● **Stored data**

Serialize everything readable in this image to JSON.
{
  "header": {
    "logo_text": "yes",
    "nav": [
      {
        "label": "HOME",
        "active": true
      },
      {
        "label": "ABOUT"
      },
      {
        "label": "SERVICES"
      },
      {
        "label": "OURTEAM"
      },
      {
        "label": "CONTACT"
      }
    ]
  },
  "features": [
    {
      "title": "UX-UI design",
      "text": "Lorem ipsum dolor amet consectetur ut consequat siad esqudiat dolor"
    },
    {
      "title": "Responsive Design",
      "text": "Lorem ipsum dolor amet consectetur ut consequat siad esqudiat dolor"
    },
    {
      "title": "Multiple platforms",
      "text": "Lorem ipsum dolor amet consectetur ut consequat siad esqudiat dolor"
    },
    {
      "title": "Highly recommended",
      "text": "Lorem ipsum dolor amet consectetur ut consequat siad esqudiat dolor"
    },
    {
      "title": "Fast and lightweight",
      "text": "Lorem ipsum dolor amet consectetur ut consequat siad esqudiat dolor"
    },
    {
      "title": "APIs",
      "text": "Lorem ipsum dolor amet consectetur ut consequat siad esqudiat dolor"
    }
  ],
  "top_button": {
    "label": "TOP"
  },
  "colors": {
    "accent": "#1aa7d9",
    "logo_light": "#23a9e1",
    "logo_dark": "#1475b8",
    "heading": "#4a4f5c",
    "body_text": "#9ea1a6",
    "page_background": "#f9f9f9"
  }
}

● **Goal of the exercise**
Repeat the entries shown above, every one, word for word.

● **Completed task**
Serialize everything readable in this image to JSON.
{
  "header": {
    "logo_text": "yes",
    "nav": [
      {
        "label": "HOME",
        "active": true
      },
      {
        "label": "ABOUT"
      },
      {
        "label": "SERVICES"
      },
      {
        "label": "OURTEAM"
      },
      {
        "label": "CONTACT"
      }
    ]
  },
  "features": [
    {
      "title": "UX-UI design",
      "text": "Lorem ipsum dolor amet consectetur ut consequat siad esqudiat dolor"
    },
    {
      "title": "Responsive Design",
      "text": "Lorem ipsum dolor amet consectetur ut consequat siad esqudiat dolor"
    },
    {
      "title": "Multiple platforms",
      "text": "Lorem ipsum dolor amet consectetur ut consequat siad esqudiat dolor"
    },
    {
      "title": "Highly recommended",
      "text": "Lorem ipsum dolor amet consectetur ut consequat siad esqudiat dolor"
    },
    {
      "title": "Fast and lightweight",
      "text": "Lorem ipsum dolor amet consectetur ut consequat siad esqudiat dolor"
    },
    {
      "title": "APIs",
      "text": "Lorem ipsum dolor amet consectetur ut consequat siad esqudiat dolor"
    }
  ],
  "top_button": {
    "label": "TOP"
  },
  "colors": {
    "accent": "#1aa7d9",
    "logo_light": "#23a9e1",
    "logo_dark": "#1475b8",
    "heading": "#4a4f5c",
    "body_text": "#9ea1a6",
    "page_background": "#f9f9f9"
  }
}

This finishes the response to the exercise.